## WHAT IS EXPECTED
Go through the data below. Pull out every line that has the word "Graz".

* * * *

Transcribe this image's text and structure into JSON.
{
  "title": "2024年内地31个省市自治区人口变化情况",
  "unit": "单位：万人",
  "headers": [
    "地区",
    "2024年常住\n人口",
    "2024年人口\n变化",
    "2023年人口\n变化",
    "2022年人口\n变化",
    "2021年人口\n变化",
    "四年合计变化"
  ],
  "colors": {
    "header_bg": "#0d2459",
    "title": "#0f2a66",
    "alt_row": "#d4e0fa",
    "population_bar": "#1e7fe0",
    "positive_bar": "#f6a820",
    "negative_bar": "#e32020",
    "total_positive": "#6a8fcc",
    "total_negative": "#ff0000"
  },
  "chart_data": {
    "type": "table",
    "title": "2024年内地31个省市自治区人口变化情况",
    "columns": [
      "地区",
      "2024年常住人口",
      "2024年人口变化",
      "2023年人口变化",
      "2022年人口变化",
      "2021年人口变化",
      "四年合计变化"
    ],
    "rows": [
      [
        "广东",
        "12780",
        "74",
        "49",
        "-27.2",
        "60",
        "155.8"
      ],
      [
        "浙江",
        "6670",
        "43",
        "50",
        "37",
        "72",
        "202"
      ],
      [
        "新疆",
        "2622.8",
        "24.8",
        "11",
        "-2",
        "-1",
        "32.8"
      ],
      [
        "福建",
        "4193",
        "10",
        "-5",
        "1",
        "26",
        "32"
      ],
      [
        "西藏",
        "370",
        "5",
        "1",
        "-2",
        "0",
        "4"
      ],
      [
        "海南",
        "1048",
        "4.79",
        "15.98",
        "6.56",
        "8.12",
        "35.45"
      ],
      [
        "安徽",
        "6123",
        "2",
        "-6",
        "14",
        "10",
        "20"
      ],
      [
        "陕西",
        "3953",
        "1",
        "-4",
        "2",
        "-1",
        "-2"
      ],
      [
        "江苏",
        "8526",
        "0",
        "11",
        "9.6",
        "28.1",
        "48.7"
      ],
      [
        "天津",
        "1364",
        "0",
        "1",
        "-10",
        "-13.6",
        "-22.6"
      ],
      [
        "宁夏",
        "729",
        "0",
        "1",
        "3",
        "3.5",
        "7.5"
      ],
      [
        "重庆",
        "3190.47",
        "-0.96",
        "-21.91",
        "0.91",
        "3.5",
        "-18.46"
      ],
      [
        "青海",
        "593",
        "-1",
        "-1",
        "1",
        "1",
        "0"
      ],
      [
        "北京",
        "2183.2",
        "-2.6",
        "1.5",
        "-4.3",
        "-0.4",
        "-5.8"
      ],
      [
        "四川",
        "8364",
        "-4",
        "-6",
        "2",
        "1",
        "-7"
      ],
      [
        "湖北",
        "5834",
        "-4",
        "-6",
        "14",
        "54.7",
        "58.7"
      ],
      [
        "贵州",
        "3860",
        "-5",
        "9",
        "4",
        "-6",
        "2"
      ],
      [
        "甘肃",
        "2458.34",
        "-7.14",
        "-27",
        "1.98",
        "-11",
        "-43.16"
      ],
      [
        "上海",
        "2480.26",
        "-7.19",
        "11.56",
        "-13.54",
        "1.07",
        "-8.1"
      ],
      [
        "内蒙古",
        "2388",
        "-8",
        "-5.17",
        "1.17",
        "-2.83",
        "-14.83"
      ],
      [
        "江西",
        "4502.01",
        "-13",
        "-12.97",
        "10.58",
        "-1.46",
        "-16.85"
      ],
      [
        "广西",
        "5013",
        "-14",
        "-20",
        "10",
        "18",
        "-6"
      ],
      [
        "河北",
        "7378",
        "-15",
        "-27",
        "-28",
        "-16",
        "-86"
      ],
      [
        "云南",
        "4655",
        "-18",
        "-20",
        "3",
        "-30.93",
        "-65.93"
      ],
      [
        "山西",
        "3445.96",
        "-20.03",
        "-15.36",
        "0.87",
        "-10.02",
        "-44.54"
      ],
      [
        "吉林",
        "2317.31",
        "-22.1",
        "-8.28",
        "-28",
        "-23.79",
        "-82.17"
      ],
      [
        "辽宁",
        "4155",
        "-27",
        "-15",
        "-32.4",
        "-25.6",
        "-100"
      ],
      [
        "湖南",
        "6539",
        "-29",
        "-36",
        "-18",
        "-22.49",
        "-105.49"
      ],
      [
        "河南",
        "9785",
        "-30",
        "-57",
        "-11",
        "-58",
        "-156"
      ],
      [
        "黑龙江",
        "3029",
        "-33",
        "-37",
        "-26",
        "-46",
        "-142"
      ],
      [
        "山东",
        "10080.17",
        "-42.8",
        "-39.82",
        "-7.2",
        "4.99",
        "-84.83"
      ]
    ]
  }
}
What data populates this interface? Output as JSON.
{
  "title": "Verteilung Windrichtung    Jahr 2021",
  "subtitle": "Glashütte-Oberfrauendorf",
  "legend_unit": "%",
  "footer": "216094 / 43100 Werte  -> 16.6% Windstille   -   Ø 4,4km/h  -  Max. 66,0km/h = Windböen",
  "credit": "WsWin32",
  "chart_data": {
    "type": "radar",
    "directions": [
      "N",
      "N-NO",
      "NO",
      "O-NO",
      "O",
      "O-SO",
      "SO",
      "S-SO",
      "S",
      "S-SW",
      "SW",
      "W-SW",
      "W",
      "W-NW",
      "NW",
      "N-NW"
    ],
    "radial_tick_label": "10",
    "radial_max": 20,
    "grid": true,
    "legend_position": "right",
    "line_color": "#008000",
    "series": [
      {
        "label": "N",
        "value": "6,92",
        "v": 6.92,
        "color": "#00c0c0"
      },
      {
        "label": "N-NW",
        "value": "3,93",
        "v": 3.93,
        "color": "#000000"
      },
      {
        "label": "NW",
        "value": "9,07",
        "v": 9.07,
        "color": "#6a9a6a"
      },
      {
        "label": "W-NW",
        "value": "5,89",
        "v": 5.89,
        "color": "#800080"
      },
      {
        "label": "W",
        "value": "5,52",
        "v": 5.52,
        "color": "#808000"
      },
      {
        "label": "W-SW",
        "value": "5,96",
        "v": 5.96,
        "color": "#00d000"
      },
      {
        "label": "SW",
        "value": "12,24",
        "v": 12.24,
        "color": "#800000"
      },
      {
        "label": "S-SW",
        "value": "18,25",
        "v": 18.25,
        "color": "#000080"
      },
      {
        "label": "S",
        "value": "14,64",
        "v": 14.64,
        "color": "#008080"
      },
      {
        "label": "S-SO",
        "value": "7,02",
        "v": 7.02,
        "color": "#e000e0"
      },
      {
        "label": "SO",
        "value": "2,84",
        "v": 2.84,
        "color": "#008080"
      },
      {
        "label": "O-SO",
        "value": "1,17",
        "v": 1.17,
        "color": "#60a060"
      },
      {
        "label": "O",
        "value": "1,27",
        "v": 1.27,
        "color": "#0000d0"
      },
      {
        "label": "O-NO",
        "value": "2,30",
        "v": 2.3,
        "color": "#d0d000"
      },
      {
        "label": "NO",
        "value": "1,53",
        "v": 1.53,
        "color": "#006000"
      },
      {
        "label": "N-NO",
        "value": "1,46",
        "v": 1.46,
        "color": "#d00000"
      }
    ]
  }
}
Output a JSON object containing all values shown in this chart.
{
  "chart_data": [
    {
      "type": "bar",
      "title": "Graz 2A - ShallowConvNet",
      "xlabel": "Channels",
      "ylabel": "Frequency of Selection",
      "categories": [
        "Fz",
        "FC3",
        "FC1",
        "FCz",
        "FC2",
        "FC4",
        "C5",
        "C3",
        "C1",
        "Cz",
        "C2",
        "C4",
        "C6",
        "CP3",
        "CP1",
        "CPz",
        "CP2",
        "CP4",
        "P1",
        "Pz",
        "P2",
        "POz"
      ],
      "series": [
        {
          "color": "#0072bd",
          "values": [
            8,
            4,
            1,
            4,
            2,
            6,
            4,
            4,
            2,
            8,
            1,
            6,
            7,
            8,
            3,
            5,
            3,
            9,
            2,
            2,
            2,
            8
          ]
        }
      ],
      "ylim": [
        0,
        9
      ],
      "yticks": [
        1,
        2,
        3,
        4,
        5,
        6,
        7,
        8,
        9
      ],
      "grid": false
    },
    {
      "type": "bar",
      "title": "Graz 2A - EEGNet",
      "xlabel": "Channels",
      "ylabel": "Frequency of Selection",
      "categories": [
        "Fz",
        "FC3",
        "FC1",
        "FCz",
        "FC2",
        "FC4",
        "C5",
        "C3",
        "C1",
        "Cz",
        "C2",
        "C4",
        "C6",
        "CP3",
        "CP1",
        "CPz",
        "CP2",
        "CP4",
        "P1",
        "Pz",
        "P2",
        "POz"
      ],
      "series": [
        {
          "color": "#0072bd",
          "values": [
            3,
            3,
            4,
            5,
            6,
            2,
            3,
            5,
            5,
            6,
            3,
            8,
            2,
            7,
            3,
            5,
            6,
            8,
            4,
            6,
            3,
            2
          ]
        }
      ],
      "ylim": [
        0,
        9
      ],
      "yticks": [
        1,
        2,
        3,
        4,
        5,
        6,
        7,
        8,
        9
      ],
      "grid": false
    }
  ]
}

* * * *

## RESULT
      "title": "Graz 2A - ShallowConvNet",
      "title": "Graz 2A - EEGNet",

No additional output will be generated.